• Material for this task
** start **

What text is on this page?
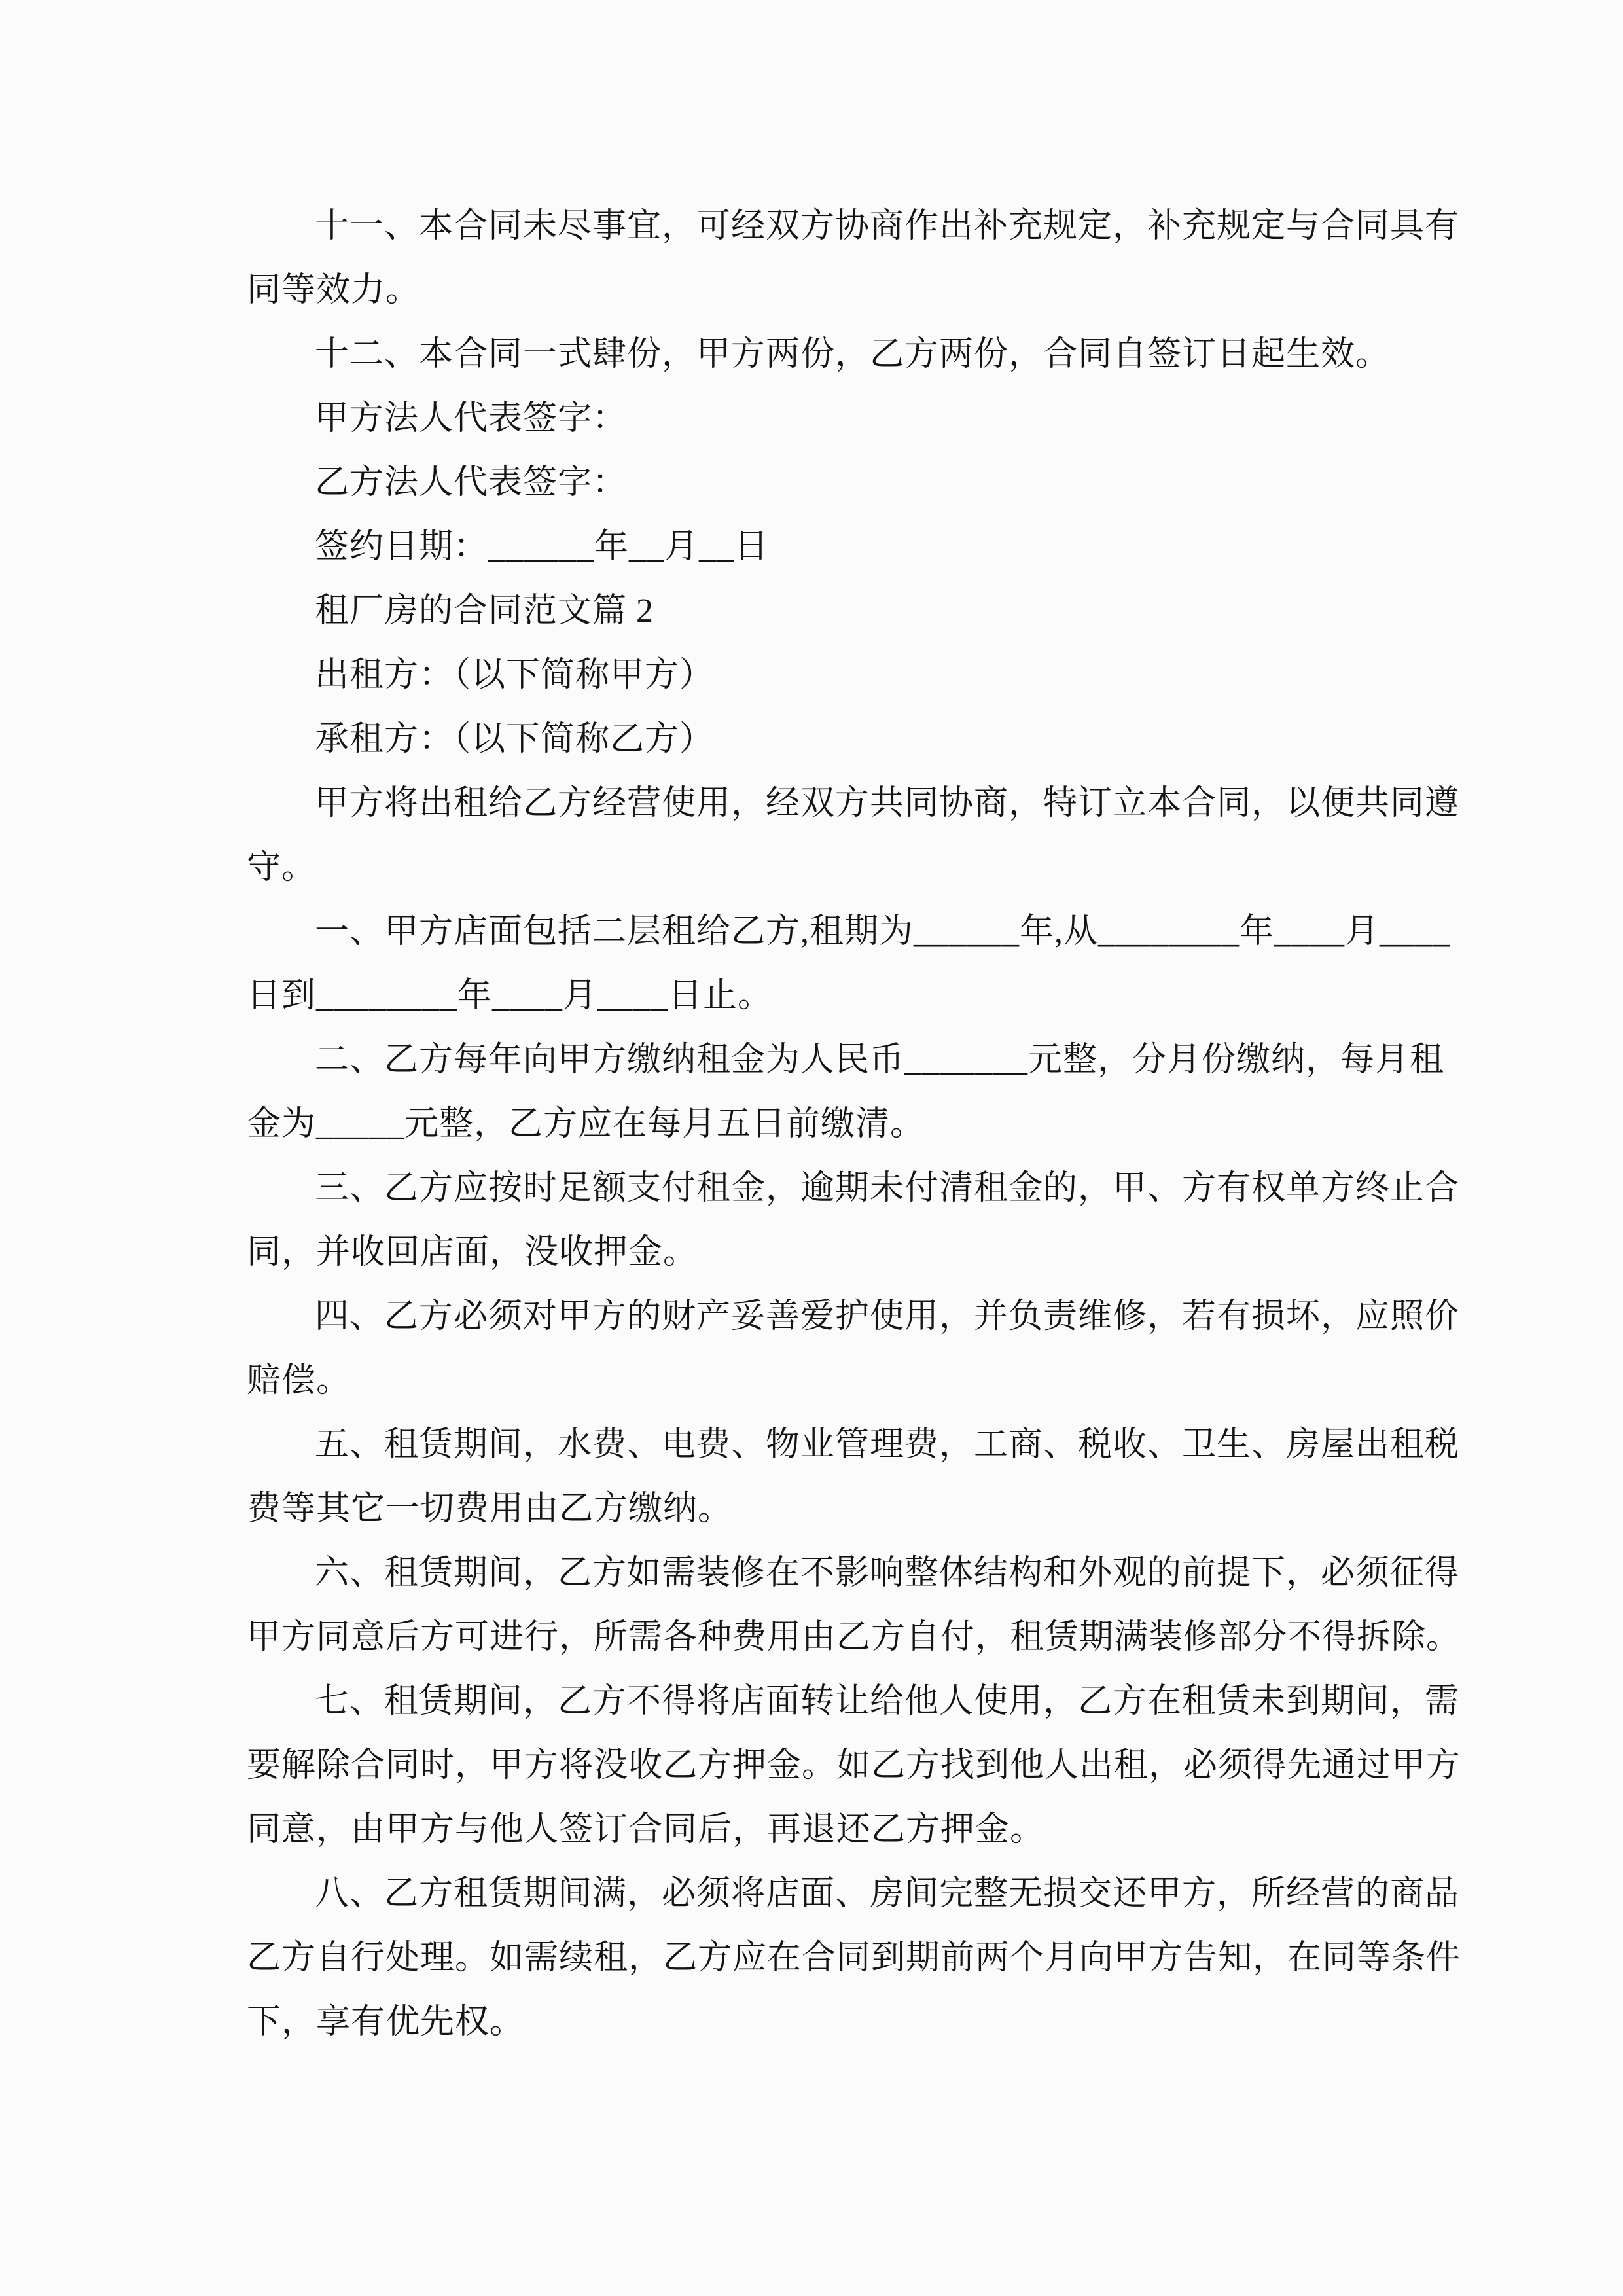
十一、本合同未尽事宜，可经双方协商作出补充规定，补充规定与合同具有
同等效力。
十二、本合同一式肆份，甲方两份，乙方两份，合同自签订日起生效。
甲方法人代表签字：
乙方法人代表签字：
签约日期：______年__月__日
租厂房的合同范文篇 2
出租方：（以下简称甲方）
承租方：（以下简称乙方）
甲方将出租给乙方经营使用，经双方共同协商，特订立本合同，以便共同遵
守。
一、甲方店面包括二层租给乙方,租期为______年,从________年____月____
日到________年____月____日止。
二、乙方每年向甲方缴纳租金为人民币_______元整，分月份缴纳，每月租
金为_____元整，乙方应在每月五日前缴清。
三、乙方应按时足额支付租金，逾期未付清租金的，甲、方有权单方终止合
同，并收回店面，没收押金。
四、乙方必须对甲方的财产妥善爱护使用，并负责维修，若有损坏，应照价
赔偿。
五、租赁期间，水费、电费、物业管理费，工商、税收、卫生、房屋出租税
费等其它一切费用由乙方缴纳。
六、租赁期间，乙方如需装修在不影响整体结构和外观的前提下，必须征得
甲方同意后方可进行，所需各种费用由乙方自付，租赁期满装修部分不得拆除。
七、租赁期间，乙方不得将店面转让给他人使用，乙方在租赁未到期间，需
要解除合同时，甲方将没收乙方押金。如乙方找到他人出租，必须得先通过甲方
同意，由甲方与他人签订合同后，再退还乙方押金。
八、乙方租赁期间满，必须将店面、房间完整无损交还甲方，所经营的商品
乙方自行处理。如需续租，乙方应在合同到期前两个月向甲方告知，在同等条件
下，享有优先权。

** end **

• Aim of the task
None of the pictures should appear; repeat the records exactly otherwise.

• Solution to the problem
What text is on this page?
十一、本合同未尽事宜，可经双方协商作出补充规定，补充规定与合同具有
同等效力。
十二、本合同一式肆份，甲方两份，乙方两份，合同自签订日起生效。
甲方法人代表签字：
乙方法人代表签字：
签约日期：______年__月__日
租厂房的合同范文篇 2
出租方：（以下简称甲方）
承租方：（以下简称乙方）
甲方将出租给乙方经营使用，经双方共同协商，特订立本合同，以便共同遵
守。
一、甲方店面包括二层租给乙方,租期为______年,从________年____月____
日到________年____月____日止。
二、乙方每年向甲方缴纳租金为人民币_______元整，分月份缴纳，每月租
金为_____元整，乙方应在每月五日前缴清。
三、乙方应按时足额支付租金，逾期未付清租金的，甲、方有权单方终止合
同，并收回店面，没收押金。
四、乙方必须对甲方的财产妥善爱护使用，并负责维修，若有损坏，应照价
赔偿。
五、租赁期间，水费、电费、物业管理费，工商、税收、卫生、房屋出租税
费等其它一切费用由乙方缴纳。
六、租赁期间，乙方如需装修在不影响整体结构和外观的前提下，必须征得
甲方同意后方可进行，所需各种费用由乙方自付，租赁期满装修部分不得拆除。
七、租赁期间，乙方不得将店面转让给他人使用，乙方在租赁未到期间，需
要解除合同时，甲方将没收乙方押金。如乙方找到他人出租，必须得先通过甲方
同意，由甲方与他人签订合同后，再退还乙方押金。
八、乙方租赁期间满，必须将店面、房间完整无损交还甲方，所经营的商品
乙方自行处理。如需续租，乙方应在合同到期前两个月向甲方告知，在同等条件
下，享有优先权。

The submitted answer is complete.